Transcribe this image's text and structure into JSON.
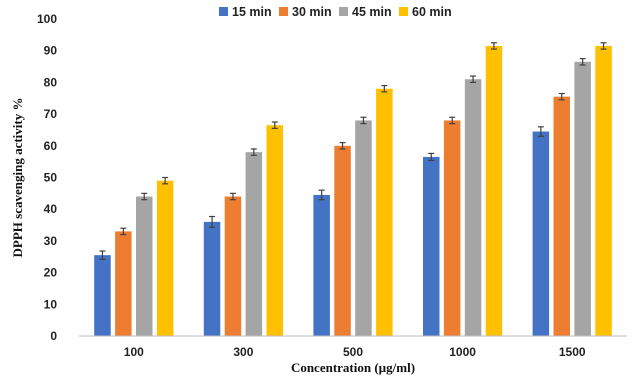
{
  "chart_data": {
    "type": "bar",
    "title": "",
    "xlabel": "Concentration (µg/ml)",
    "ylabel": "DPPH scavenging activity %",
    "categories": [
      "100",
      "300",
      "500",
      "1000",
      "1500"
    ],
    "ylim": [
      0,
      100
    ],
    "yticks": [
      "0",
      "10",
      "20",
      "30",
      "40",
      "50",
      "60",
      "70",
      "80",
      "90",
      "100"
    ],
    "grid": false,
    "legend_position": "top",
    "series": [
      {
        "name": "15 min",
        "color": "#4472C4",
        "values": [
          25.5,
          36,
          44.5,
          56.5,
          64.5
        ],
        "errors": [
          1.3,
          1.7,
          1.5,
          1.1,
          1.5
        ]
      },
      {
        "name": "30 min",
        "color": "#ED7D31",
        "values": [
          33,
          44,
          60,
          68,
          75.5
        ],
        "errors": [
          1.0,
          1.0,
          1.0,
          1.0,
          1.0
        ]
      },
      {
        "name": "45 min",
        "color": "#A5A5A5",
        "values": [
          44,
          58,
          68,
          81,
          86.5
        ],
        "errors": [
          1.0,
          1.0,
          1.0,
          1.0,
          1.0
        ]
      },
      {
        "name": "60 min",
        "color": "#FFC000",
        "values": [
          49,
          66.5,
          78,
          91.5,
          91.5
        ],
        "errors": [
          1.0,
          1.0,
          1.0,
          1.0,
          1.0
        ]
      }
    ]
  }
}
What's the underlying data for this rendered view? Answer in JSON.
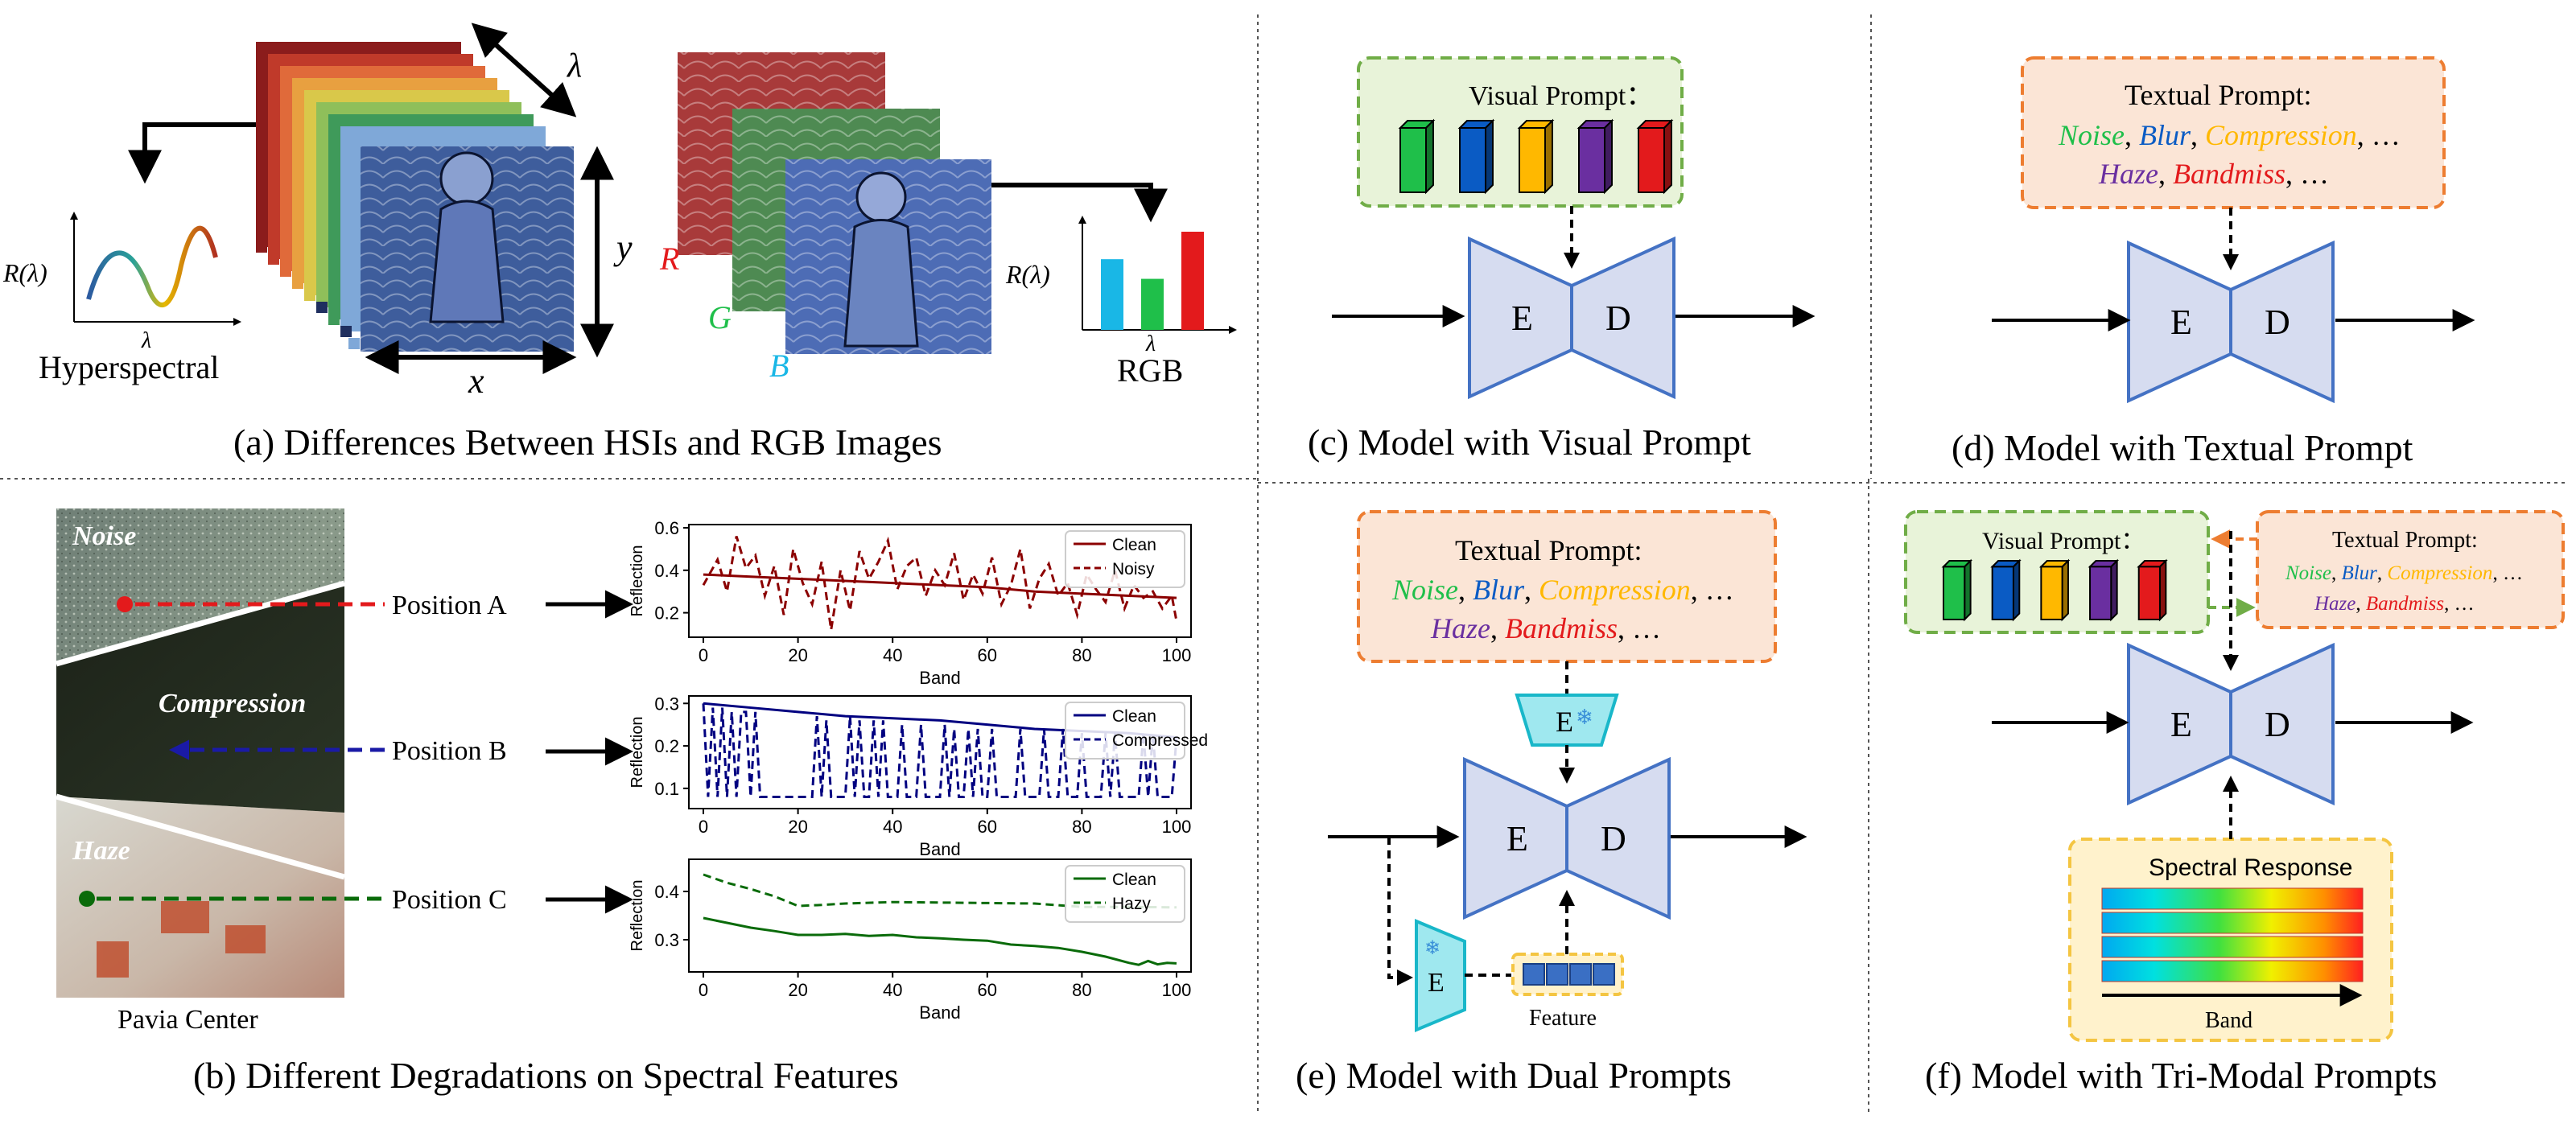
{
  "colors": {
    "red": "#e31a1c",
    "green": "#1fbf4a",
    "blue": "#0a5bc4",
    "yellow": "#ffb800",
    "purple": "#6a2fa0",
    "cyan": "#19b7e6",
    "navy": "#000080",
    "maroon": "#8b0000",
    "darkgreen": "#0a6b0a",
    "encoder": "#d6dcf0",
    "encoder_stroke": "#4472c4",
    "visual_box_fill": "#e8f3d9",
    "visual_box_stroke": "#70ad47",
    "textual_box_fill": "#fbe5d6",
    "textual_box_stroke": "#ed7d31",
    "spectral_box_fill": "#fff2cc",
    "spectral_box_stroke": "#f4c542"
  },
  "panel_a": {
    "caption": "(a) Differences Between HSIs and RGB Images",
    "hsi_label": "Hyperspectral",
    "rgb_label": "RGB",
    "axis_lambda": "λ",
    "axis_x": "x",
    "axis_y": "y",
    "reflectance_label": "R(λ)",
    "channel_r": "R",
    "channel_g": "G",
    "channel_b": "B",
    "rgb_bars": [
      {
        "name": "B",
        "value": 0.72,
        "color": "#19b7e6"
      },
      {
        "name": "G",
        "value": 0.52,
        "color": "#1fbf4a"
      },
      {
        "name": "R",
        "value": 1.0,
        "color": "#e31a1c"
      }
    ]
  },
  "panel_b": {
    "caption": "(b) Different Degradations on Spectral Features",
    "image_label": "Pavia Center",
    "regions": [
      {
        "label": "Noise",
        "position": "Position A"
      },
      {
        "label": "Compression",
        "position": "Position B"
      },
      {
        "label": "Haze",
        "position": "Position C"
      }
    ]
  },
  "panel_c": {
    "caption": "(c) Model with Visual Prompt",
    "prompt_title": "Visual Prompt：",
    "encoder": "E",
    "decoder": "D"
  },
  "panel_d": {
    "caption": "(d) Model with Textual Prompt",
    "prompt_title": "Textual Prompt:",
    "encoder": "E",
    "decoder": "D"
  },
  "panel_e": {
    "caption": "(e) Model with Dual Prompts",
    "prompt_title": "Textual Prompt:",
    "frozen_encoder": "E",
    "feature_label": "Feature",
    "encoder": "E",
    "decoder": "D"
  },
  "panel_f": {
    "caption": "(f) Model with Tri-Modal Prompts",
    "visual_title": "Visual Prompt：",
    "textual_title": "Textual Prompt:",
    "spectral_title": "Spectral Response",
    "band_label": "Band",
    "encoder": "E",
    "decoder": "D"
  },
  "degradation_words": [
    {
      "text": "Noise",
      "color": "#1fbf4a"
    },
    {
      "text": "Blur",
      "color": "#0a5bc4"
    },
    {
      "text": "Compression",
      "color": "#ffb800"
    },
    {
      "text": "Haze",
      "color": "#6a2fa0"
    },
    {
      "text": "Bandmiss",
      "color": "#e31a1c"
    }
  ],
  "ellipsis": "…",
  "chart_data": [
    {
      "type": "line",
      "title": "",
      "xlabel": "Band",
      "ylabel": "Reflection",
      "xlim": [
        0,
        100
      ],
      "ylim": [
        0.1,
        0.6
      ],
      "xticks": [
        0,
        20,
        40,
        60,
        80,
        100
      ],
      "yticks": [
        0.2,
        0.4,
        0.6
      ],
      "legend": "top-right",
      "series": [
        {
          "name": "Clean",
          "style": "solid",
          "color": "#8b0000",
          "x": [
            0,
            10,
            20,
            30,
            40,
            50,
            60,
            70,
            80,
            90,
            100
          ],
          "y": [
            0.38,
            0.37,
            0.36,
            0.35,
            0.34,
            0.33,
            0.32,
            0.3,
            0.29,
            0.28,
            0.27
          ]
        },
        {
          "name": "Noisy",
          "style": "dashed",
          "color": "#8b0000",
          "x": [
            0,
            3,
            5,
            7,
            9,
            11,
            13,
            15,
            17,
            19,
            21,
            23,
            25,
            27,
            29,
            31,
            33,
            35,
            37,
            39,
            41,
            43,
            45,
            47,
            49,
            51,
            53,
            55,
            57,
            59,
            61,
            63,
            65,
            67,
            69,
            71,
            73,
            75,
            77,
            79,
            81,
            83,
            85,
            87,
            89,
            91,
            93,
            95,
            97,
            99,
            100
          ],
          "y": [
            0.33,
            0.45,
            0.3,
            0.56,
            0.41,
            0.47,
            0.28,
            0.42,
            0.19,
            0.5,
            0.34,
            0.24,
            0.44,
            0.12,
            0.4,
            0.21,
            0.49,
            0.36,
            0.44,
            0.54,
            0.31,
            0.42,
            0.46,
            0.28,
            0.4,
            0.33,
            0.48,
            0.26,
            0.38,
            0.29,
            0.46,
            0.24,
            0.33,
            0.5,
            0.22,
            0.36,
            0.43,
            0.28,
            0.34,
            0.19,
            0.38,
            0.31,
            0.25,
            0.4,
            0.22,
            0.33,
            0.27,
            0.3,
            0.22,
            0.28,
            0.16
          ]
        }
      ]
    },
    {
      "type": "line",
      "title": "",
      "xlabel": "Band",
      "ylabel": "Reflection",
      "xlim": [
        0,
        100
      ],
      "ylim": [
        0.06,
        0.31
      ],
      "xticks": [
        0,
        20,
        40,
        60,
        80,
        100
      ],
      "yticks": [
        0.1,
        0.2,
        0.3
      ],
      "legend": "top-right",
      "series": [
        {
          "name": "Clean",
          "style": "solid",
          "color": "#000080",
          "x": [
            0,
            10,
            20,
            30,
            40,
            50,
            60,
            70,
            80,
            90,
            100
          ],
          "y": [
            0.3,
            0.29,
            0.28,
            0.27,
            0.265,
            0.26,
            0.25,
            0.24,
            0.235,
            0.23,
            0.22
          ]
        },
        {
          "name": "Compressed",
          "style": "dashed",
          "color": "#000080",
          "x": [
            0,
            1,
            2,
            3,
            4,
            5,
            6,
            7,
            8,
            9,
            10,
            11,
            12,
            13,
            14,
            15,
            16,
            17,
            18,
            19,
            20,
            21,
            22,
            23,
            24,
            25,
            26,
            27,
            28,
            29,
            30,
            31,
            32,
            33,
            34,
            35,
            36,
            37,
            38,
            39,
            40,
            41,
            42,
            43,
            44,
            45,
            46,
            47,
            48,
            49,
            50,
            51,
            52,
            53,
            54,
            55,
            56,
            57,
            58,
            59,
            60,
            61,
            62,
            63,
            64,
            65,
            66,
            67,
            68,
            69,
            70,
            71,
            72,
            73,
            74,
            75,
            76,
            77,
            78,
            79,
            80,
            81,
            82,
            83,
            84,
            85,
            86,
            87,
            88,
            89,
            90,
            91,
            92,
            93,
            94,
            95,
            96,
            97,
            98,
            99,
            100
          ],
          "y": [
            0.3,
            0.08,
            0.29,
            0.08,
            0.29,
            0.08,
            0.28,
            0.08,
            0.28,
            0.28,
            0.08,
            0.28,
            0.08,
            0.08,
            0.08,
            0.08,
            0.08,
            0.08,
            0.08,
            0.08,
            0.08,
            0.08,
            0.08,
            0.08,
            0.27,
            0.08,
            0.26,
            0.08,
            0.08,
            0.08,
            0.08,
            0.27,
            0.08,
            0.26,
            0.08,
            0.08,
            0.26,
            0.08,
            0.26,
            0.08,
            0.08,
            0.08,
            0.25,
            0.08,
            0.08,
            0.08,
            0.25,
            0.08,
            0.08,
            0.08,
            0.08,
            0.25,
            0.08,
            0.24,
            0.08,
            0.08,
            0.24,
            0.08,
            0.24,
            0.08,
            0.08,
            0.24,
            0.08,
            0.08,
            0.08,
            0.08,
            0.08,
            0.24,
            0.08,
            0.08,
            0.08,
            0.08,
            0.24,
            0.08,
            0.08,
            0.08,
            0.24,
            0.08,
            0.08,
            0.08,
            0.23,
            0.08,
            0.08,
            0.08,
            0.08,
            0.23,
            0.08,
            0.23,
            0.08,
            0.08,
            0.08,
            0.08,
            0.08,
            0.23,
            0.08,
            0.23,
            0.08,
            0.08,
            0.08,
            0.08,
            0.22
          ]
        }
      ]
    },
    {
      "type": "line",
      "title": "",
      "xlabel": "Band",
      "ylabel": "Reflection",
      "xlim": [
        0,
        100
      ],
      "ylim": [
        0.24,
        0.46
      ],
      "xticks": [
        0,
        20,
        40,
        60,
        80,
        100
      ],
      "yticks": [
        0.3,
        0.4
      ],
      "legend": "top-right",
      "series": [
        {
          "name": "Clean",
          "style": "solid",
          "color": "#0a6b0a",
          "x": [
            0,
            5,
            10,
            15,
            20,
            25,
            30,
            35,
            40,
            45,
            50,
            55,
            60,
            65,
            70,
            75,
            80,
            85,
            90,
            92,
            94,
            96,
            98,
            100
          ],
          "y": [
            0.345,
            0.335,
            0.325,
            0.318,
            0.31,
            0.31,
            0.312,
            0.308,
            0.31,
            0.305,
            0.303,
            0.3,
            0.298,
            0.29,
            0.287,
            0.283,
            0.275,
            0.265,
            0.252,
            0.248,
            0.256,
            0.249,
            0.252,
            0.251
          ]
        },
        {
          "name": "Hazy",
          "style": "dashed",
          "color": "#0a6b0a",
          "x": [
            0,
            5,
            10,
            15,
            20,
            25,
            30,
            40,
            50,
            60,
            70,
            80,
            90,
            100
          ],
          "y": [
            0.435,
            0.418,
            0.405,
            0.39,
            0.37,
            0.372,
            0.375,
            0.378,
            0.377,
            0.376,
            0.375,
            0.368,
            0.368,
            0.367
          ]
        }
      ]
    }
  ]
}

------------

> **Written exercise**
Show the lines that mention the word "with".

> **Exercise result**
    "caption": "(c) Model with Visual Prompt",
    "caption": "(d) Model with Textual Prompt",
    "caption": "(e) Model with Dual Prompts",
    "caption": "(f) Model with Tri-Modal Prompts",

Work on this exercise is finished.